-- What the task asks --
Wherever a line in the data below holds "estado", copy that line.

-- Provided records --
======

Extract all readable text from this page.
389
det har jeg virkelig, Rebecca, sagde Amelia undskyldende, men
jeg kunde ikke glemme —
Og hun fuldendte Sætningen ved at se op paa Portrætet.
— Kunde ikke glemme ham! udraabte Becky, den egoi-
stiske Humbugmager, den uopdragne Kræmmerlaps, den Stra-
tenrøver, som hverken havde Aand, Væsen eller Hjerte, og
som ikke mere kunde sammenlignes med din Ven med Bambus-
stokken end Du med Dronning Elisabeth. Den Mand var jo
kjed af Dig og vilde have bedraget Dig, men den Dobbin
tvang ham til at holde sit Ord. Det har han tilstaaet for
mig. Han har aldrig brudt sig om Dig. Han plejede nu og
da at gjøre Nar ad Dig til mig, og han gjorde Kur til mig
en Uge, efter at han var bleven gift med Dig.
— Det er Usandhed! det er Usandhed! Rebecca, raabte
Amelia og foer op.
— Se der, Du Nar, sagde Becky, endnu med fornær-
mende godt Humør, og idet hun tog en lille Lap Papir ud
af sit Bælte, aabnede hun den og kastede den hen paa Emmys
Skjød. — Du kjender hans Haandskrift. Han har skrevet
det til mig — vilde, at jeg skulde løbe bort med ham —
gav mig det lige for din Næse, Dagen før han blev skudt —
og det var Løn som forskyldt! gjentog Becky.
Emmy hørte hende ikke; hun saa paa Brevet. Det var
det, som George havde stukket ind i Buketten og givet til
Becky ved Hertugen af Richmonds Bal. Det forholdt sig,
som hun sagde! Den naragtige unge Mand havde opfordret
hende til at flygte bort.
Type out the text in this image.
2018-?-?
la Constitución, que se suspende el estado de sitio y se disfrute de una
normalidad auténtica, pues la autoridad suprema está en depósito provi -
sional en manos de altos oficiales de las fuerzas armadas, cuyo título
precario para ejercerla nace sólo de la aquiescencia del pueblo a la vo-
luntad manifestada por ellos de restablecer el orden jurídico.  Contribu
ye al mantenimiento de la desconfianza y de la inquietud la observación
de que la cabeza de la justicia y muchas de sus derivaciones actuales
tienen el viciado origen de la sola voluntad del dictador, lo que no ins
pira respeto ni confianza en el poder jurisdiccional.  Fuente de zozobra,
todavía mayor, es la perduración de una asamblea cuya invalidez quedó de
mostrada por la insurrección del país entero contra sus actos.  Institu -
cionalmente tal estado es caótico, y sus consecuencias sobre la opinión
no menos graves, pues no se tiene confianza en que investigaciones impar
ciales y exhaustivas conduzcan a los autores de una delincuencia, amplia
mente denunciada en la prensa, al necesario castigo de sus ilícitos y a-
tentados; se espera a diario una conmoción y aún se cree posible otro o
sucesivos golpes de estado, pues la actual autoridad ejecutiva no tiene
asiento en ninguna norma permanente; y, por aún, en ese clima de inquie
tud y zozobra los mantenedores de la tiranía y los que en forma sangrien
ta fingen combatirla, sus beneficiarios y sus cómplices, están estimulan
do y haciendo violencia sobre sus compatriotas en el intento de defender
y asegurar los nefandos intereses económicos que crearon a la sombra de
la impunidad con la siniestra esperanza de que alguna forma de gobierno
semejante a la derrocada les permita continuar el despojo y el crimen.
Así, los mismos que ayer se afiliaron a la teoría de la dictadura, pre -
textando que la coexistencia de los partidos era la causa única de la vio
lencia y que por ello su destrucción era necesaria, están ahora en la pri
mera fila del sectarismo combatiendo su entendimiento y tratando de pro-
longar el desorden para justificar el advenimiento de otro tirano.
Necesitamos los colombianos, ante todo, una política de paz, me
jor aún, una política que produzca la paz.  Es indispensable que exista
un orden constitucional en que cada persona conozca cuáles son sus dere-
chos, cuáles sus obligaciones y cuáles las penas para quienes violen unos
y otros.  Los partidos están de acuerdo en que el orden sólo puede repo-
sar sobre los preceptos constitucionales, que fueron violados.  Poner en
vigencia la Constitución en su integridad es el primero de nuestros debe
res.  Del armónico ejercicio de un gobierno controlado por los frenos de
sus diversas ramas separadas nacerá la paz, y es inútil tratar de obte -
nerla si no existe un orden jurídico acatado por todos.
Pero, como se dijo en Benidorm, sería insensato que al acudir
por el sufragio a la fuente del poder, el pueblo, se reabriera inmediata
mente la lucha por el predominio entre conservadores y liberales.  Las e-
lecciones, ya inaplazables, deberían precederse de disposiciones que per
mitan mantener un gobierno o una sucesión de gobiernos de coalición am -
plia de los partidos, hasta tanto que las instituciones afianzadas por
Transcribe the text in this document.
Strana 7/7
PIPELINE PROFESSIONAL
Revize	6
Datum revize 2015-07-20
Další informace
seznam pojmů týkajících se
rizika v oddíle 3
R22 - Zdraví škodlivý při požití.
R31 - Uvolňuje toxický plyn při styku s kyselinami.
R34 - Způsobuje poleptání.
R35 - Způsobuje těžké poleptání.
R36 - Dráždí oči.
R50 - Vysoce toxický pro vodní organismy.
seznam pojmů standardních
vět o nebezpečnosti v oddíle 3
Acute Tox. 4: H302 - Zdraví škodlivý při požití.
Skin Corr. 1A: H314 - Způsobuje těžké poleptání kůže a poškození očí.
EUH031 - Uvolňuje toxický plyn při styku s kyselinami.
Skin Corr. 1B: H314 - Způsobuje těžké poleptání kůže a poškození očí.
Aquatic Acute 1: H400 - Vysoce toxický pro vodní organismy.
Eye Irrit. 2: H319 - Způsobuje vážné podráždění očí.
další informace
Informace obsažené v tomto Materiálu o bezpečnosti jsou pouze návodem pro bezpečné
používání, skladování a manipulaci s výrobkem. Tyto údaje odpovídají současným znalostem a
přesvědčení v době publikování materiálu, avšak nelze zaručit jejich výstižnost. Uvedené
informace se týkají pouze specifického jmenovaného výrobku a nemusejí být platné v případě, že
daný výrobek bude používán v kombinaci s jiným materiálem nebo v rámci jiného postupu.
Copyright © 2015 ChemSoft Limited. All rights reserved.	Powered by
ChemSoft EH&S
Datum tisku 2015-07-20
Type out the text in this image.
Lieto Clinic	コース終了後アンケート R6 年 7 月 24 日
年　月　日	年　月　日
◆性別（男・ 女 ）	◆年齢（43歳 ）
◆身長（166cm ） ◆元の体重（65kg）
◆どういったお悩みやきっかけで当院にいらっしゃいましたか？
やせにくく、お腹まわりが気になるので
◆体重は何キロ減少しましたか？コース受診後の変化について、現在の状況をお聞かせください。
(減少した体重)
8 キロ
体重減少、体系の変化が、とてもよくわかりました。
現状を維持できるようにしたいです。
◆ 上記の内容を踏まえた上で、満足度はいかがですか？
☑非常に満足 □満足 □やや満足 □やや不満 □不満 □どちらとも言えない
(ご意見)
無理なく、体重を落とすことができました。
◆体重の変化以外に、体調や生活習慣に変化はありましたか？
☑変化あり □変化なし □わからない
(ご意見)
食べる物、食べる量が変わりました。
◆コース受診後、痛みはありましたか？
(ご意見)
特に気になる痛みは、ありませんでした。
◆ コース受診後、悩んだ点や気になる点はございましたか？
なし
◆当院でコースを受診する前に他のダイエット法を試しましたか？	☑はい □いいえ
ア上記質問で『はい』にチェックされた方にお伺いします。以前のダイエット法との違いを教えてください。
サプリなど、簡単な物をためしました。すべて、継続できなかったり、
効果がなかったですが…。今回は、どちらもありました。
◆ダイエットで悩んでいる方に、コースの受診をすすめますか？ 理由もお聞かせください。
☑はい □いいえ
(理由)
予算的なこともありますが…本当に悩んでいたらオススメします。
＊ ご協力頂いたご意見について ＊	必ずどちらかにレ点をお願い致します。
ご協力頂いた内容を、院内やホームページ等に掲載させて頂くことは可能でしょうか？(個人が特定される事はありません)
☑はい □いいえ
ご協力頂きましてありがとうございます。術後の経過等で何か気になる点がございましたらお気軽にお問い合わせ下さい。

======

-- Solution to the problem --
la Constitución, que se suspende el estado de sitio y se disfrute de una
cionalmente tal estado es caótico, y sus consecuencias sobre la opinión
sucesivos golpes de estado, pues la actual autoridad ejecutiva no tiene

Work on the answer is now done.